● **Stored data entries**:

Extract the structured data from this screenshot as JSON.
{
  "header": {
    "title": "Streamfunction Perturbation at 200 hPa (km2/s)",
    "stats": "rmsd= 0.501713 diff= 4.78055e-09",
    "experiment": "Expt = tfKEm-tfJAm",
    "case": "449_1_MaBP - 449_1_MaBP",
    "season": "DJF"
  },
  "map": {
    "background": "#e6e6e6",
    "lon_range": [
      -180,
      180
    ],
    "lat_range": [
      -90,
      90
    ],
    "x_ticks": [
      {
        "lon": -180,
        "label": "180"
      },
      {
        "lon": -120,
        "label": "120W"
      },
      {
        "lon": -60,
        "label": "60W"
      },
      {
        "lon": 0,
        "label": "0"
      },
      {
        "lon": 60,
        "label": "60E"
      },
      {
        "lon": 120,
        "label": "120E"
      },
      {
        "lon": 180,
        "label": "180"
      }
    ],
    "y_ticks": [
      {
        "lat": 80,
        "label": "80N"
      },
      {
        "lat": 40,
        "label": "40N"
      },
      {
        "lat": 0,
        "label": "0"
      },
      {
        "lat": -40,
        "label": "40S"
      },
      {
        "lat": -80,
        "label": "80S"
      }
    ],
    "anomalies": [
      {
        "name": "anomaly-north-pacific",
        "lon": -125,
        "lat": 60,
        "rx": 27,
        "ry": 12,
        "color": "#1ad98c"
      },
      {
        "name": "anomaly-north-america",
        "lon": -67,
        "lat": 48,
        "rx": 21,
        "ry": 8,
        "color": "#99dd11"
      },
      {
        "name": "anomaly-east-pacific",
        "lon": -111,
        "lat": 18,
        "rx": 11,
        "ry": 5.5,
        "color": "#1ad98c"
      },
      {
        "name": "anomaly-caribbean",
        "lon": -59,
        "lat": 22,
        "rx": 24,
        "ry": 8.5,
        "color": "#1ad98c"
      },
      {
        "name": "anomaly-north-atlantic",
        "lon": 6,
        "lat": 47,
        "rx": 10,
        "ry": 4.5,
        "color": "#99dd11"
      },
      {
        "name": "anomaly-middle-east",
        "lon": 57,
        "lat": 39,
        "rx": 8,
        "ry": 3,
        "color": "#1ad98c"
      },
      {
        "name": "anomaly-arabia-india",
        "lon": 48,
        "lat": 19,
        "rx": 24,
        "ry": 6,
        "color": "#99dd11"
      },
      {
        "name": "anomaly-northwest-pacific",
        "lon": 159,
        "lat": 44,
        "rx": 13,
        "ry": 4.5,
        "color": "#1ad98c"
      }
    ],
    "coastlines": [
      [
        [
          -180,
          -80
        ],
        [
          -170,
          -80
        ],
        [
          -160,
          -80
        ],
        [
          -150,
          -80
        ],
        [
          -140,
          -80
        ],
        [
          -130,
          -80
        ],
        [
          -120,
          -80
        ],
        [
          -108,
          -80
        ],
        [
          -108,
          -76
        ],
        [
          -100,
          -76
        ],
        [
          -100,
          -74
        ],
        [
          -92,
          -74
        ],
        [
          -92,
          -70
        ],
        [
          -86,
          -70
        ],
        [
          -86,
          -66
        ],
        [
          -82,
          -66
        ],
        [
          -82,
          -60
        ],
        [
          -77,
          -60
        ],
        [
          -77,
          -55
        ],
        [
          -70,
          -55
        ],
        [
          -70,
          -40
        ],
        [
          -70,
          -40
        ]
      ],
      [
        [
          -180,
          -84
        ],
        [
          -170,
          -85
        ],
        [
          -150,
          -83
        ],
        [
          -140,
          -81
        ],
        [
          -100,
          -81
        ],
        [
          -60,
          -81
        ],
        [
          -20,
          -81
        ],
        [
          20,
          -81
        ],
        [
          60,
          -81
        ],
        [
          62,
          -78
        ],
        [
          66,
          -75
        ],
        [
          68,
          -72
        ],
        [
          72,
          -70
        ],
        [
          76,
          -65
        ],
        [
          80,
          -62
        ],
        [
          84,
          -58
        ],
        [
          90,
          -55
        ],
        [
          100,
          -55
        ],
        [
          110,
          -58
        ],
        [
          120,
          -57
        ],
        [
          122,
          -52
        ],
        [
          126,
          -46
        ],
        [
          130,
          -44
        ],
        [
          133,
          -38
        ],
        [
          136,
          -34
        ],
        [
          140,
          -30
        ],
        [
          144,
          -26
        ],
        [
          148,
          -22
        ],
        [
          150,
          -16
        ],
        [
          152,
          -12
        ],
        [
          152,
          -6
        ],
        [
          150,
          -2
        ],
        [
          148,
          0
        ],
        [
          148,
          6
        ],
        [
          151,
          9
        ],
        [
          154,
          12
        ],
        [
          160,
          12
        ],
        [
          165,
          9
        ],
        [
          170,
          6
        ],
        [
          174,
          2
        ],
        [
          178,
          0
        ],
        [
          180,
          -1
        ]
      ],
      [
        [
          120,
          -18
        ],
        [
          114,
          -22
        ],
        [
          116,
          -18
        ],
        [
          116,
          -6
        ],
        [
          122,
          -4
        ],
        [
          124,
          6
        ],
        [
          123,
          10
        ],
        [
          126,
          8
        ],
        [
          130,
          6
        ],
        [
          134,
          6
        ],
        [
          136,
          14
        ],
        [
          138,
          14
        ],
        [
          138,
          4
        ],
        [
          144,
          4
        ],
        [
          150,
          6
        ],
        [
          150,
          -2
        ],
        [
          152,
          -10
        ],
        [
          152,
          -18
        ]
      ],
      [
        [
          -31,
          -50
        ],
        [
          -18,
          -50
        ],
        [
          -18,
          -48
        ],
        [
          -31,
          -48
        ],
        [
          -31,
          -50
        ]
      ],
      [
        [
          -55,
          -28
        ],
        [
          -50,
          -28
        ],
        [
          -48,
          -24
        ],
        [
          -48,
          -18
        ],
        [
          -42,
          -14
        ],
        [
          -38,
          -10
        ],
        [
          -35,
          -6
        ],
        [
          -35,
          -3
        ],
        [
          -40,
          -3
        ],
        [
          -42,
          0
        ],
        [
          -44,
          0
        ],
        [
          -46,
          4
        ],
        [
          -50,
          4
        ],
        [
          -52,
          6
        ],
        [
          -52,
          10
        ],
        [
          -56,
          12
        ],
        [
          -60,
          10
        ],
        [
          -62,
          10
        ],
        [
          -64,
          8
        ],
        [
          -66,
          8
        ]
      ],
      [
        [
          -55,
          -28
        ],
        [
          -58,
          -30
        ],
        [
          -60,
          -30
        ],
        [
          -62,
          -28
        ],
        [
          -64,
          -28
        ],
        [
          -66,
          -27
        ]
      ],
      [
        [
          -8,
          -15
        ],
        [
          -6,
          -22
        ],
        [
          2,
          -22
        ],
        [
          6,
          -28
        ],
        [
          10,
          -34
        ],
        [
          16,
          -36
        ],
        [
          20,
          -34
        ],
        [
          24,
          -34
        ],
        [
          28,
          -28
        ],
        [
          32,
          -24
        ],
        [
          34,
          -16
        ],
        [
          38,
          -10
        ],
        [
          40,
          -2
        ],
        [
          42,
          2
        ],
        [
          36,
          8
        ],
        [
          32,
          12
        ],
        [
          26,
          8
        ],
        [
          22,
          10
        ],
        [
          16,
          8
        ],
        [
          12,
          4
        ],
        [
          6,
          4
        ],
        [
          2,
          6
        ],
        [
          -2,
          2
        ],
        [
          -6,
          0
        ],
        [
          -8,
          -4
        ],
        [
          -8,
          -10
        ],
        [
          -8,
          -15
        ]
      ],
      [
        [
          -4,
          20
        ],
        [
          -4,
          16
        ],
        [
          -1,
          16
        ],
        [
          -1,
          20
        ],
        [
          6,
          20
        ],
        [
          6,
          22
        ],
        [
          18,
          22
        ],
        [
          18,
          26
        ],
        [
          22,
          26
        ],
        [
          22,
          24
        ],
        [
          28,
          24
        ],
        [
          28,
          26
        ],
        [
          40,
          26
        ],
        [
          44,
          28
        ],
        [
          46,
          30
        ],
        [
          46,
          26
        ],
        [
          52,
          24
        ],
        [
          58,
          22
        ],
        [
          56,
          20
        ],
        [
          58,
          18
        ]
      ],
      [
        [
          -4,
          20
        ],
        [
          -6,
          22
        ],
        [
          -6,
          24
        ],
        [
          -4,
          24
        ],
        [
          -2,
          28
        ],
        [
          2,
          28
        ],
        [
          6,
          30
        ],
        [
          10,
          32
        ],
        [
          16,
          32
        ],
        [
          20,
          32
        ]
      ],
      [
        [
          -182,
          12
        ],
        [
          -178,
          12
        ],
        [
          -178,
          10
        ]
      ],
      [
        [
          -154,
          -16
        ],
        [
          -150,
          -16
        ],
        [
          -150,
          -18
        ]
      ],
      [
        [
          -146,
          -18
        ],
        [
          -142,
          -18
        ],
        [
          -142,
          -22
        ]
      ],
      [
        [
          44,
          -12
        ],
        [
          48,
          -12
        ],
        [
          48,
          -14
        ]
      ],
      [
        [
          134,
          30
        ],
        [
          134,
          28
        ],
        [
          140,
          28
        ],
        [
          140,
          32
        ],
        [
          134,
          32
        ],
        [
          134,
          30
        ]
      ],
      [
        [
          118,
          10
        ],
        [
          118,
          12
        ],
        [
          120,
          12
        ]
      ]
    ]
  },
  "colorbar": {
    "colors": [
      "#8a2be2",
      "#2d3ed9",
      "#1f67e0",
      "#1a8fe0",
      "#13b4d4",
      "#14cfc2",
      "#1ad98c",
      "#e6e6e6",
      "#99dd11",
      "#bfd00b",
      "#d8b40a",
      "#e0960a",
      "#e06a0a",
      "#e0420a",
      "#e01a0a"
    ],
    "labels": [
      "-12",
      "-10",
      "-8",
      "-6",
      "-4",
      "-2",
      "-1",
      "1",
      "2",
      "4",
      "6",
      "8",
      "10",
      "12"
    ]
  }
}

● **Problem requirements**: Copy out every line of the listing that includes the string "east".

● **Result of this exercise**:
        "name": "anomaly-east-pacific",
        "name": "anomaly-middle-east",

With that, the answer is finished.